• Your instructions:
Copy each line exactly.

___ Provided information

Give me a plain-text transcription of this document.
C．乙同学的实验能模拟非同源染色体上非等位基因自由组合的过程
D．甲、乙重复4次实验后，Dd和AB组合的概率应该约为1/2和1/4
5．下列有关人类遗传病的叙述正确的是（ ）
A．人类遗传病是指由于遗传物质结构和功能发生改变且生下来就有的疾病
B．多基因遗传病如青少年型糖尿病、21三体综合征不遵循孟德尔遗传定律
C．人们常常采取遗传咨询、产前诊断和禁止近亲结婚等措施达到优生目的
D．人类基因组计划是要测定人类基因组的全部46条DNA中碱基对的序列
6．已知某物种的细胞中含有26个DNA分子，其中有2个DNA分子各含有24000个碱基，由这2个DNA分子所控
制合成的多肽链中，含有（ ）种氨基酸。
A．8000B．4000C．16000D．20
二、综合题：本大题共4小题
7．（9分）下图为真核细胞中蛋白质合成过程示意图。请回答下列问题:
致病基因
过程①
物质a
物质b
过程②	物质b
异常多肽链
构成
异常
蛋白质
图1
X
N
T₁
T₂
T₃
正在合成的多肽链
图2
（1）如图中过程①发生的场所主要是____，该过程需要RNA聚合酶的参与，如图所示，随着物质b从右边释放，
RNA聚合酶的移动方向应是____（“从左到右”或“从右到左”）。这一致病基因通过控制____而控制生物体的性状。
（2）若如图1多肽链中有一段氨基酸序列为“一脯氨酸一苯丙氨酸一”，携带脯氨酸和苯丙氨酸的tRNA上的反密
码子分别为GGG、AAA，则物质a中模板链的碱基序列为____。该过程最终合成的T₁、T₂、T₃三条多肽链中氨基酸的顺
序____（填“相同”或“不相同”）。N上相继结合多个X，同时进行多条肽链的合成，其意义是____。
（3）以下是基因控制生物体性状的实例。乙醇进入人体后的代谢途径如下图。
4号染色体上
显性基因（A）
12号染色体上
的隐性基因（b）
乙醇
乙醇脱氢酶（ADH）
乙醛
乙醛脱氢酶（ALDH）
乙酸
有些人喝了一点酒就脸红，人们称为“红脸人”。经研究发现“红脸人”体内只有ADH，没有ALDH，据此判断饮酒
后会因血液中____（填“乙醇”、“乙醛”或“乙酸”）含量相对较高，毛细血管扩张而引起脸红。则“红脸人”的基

______

• Result:
Give me a plain-text transcription of this document.
C．乙同学的实验能模拟非同源染色体上非等位基因自由组合的过程
D．甲、乙重复4次实验后，Dd和AB组合的概率应该约为1/2和1/4
5．下列有关人类遗传病的叙述正确的是（ ）
A．人类遗传病是指由于遗传物质结构和功能发生改变且生下来就有的疾病
B．多基因遗传病如青少年型糖尿病、21三体综合征不遵循孟德尔遗传定律
C．人们常常采取遗传咨询、产前诊断和禁止近亲结婚等措施达到优生目的
D．人类基因组计划是要测定人类基因组的全部46条DNA中碱基对的序列
6．已知某物种的细胞中含有26个DNA分子，其中有2个DNA分子各含有24000个碱基，由这2个DNA分子所控
制合成的多肽链中，含有（ ）种氨基酸。
A．8000B．4000C．16000D．20
二、综合题：本大题共4小题
7．（9分）下图为真核细胞中蛋白质合成过程示意图。请回答下列问题:
致病基因
过程①
物质a
物质b
过程②	物质b
异常多肽链
构成
异常
蛋白质
图1
X
N
T₁
T₂
T₃
正在合成的多肽链
图2
（1）如图中过程①发生的场所主要是____，该过程需要RNA聚合酶的参与，如图所示，随着物质b从右边释放，
RNA聚合酶的移动方向应是____（“从左到右”或“从右到左”）。这一致病基因通过控制____而控制生物体的性状。
（2）若如图1多肽链中有一段氨基酸序列为“一脯氨酸一苯丙氨酸一”，携带脯氨酸和苯丙氨酸的tRNA上的反密
码子分别为GGG、AAA，则物质a中模板链的碱基序列为____。该过程最终合成的T₁、T₂、T₃三条多肽链中氨基酸的顺
序____（填“相同”或“不相同”）。N上相继结合多个X，同时进行多条肽链的合成，其意义是____。
（3）以下是基因控制生物体性状的实例。乙醇进入人体后的代谢途径如下图。
4号染色体上
显性基因（A）
12号染色体上
的隐性基因（b）
乙醇
乙醇脱氢酶（ADH）
乙醛
乙醛脱氢酶（ALDH）
乙酸
有些人喝了一点酒就脸红，人们称为“红脸人”。经研究发现“红脸人”体内只有ADH，没有ALDH，据此判断饮酒
后会因血液中____（填“乙醇”、“乙醛”或“乙酸”）含量相对较高，毛细血管扩张而引起脸红。则“红脸人”的基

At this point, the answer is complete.